▶ Task to carry out: Below is a set of records; print all of them exactly as written.

<<<<

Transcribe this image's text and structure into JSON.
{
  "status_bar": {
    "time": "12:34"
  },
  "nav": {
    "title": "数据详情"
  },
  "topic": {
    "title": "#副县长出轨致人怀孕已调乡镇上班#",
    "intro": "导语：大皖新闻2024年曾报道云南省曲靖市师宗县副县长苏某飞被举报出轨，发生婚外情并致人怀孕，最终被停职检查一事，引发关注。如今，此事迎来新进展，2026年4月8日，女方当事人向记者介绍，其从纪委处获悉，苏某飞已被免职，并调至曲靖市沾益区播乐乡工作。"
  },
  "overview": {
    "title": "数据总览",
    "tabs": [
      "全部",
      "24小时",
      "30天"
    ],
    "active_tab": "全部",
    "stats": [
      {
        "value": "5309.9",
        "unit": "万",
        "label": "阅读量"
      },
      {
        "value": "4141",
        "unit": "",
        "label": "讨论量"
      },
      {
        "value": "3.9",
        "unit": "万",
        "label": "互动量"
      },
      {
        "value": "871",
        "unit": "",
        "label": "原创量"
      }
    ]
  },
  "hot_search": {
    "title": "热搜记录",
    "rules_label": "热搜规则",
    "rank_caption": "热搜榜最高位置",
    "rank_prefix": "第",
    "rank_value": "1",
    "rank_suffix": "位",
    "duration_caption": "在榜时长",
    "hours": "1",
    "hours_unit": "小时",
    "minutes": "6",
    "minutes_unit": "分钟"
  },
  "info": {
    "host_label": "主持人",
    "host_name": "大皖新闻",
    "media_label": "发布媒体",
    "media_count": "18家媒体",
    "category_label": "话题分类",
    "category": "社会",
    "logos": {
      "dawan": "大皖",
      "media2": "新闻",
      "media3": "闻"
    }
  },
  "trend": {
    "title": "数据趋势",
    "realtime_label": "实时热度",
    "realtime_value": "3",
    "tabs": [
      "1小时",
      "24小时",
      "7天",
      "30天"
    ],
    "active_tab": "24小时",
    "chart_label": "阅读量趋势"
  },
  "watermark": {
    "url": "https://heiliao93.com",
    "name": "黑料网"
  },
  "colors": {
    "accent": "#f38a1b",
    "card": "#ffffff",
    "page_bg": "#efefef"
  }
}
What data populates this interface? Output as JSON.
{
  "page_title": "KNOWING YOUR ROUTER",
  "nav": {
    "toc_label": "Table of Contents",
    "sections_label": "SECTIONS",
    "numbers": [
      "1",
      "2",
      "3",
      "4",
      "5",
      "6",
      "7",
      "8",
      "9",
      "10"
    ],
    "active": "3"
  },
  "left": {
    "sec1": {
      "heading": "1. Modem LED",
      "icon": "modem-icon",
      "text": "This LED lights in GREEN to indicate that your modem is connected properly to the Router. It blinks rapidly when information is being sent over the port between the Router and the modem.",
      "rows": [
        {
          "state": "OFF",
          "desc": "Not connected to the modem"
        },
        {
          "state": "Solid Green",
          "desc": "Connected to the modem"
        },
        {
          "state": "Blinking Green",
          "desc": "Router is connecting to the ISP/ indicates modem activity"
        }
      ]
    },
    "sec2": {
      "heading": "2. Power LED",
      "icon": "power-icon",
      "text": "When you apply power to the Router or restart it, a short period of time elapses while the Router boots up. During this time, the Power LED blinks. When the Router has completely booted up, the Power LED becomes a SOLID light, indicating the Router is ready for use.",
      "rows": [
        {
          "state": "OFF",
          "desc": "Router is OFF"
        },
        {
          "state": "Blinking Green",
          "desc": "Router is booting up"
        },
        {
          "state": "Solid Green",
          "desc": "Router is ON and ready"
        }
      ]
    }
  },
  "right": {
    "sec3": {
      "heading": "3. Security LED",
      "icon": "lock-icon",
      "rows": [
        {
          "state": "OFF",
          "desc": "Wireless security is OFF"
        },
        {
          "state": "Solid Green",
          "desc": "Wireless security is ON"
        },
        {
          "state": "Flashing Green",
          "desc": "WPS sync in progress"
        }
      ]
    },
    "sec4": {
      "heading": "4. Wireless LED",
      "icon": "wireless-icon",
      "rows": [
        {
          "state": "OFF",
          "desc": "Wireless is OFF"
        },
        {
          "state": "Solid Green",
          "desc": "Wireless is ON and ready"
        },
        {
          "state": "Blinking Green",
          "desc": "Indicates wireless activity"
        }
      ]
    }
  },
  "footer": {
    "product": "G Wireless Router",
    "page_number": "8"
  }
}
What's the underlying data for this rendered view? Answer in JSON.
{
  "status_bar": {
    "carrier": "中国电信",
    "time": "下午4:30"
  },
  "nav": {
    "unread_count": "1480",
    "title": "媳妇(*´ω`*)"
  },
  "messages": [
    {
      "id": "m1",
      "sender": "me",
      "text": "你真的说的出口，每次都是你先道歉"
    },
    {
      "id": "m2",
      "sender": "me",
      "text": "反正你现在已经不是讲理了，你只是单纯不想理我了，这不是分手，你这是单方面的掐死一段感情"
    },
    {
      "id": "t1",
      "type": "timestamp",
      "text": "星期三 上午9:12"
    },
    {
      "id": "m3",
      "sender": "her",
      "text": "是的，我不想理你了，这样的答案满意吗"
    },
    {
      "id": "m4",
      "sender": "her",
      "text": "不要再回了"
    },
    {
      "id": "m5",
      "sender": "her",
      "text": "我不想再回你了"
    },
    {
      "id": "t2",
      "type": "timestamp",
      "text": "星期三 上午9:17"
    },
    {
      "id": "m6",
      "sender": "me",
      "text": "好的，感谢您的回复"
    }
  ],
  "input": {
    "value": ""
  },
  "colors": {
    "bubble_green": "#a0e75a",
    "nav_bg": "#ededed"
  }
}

>>>>

▶ Full answer:
Transcribe this image's text and structure into JSON.
{
  "status_bar": {
    "time": "12:34"
  },
  "nav": {
    "title": "数据详情"
  },
  "topic": {
    "title": "#副县长出轨致人怀孕已调乡镇上班#",
    "intro": "导语：大皖新闻2024年曾报道云南省曲靖市师宗县副县长苏某飞被举报出轨，发生婚外情并致人怀孕，最终被停职检查一事，引发关注。如今，此事迎来新进展，2026年4月8日，女方当事人向记者介绍，其从纪委处获悉，苏某飞已被免职，并调至曲靖市沾益区播乐乡工作。"
  },
  "overview": {
    "title": "数据总览",
    "tabs": [
      "全部",
      "24小时",
      "30天"
    ],
    "active_tab": "全部",
    "stats": [
      {
        "value": "5309.9",
        "unit": "万",
        "label": "阅读量"
      },
      {
        "value": "4141",
        "unit": "",
        "label": "讨论量"
      },
      {
        "value": "3.9",
        "unit": "万",
        "label": "互动量"
      },
      {
        "value": "871",
        "unit": "",
        "label": "原创量"
      }
    ]
  },
  "hot_search": {
    "title": "热搜记录",
    "rules_label": "热搜规则",
    "rank_caption": "热搜榜最高位置",
    "rank_prefix": "第",
    "rank_value": "1",
    "rank_suffix": "位",
    "duration_caption": "在榜时长",
    "hours": "1",
    "hours_unit": "小时",
    "minutes": "6",
    "minutes_unit": "分钟"
  },
  "info": {
    "host_label": "主持人",
    "host_name": "大皖新闻",
    "media_label": "发布媒体",
    "media_count": "18家媒体",
    "category_label": "话题分类",
    "category": "社会",
    "logos": {
      "dawan": "大皖",
      "media2": "新闻",
      "media3": "闻"
    }
  },
  "trend": {
    "title": "数据趋势",
    "realtime_label": "实时热度",
    "realtime_value": "3",
    "tabs": [
      "1小时",
      "24小时",
      "7天",
      "30天"
    ],
    "active_tab": "24小时",
    "chart_label": "阅读量趋势"
  },
  "watermark": {
    "url": "https://heiliao93.com",
    "name": "黑料网"
  },
  "colors": {
    "accent": "#f38a1b",
    "card": "#ffffff",
    "page_bg": "#efefef"
  }
}
What data populates this interface? Output as JSON.
{
  "page_title": "KNOWING YOUR ROUTER",
  "nav": {
    "toc_label": "Table of Contents",
    "sections_label": "SECTIONS",
    "numbers": [
      "1",
      "2",
      "3",
      "4",
      "5",
      "6",
      "7",
      "8",
      "9",
      "10"
    ],
    "active": "3"
  },
  "left": {
    "sec1": {
      "heading": "1. Modem LED",
      "icon": "modem-icon",
      "text": "This LED lights in GREEN to indicate that your modem is connected properly to the Router. It blinks rapidly when information is being sent over the port between the Router and the modem.",
      "rows": [
        {
          "state": "OFF",
          "desc": "Not connected to the modem"
        },
        {
          "state": "Solid Green",
          "desc": "Connected to the modem"
        },
        {
          "state": "Blinking Green",
          "desc": "Router is connecting to the ISP/ indicates modem activity"
        }
      ]
    },
    "sec2": {
      "heading": "2. Power LED",
      "icon": "power-icon",
      "text": "When you apply power to the Router or restart it, a short period of time elapses while the Router boots up. During this time, the Power LED blinks. When the Router has completely booted up, the Power LED becomes a SOLID light, indicating the Router is ready for use.",
      "rows": [
        {
          "state": "OFF",
          "desc": "Router is OFF"
        },
        {
          "state": "Blinking Green",
          "desc": "Router is booting up"
        },
        {
          "state": "Solid Green",
          "desc": "Router is ON and ready"
        }
      ]
    }
  },
  "right": {
    "sec3": {
      "heading": "3. Security LED",
      "icon": "lock-icon",
      "rows": [
        {
          "state": "OFF",
          "desc": "Wireless security is OFF"
        },
        {
          "state": "Solid Green",
          "desc": "Wireless security is ON"
        },
        {
          "state": "Flashing Green",
          "desc": "WPS sync in progress"
        }
      ]
    },
    "sec4": {
      "heading": "4. Wireless LED",
      "icon": "wireless-icon",
      "rows": [
        {
          "state": "OFF",
          "desc": "Wireless is OFF"
        },
        {
          "state": "Solid Green",
          "desc": "Wireless is ON and ready"
        },
        {
          "state": "Blinking Green",
          "desc": "Indicates wireless activity"
        }
      ]
    }
  },
  "footer": {
    "product": "G Wireless Router",
    "page_number": "8"
  }
}
What's the underlying data for this rendered view? Answer in JSON.
{
  "status_bar": {
    "carrier": "中国电信",
    "time": "下午4:30"
  },
  "nav": {
    "unread_count": "1480",
    "title": "媳妇(*´ω`*)"
  },
  "messages": [
    {
      "id": "m1",
      "sender": "me",
      "text": "你真的说的出口，每次都是你先道歉"
    },
    {
      "id": "m2",
      "sender": "me",
      "text": "反正你现在已经不是讲理了，你只是单纯不想理我了，这不是分手，你这是单方面的掐死一段感情"
    },
    {
      "id": "t1",
      "type": "timestamp",
      "text": "星期三 上午9:12"
    },
    {
      "id": "m3",
      "sender": "her",
      "text": "是的，我不想理你了，这样的答案满意吗"
    },
    {
      "id": "m4",
      "sender": "her",
      "text": "不要再回了"
    },
    {
      "id": "m5",
      "sender": "her",
      "text": "我不想再回你了"
    },
    {
      "id": "t2",
      "type": "timestamp",
      "text": "星期三 上午9:17"
    },
    {
      "id": "m6",
      "sender": "me",
      "text": "好的，感谢您的回复"
    }
  ],
  "input": {
    "value": ""
  },
  "colors": {
    "bubble_green": "#a0e75a",
    "nav_bg": "#ededed"
  }
}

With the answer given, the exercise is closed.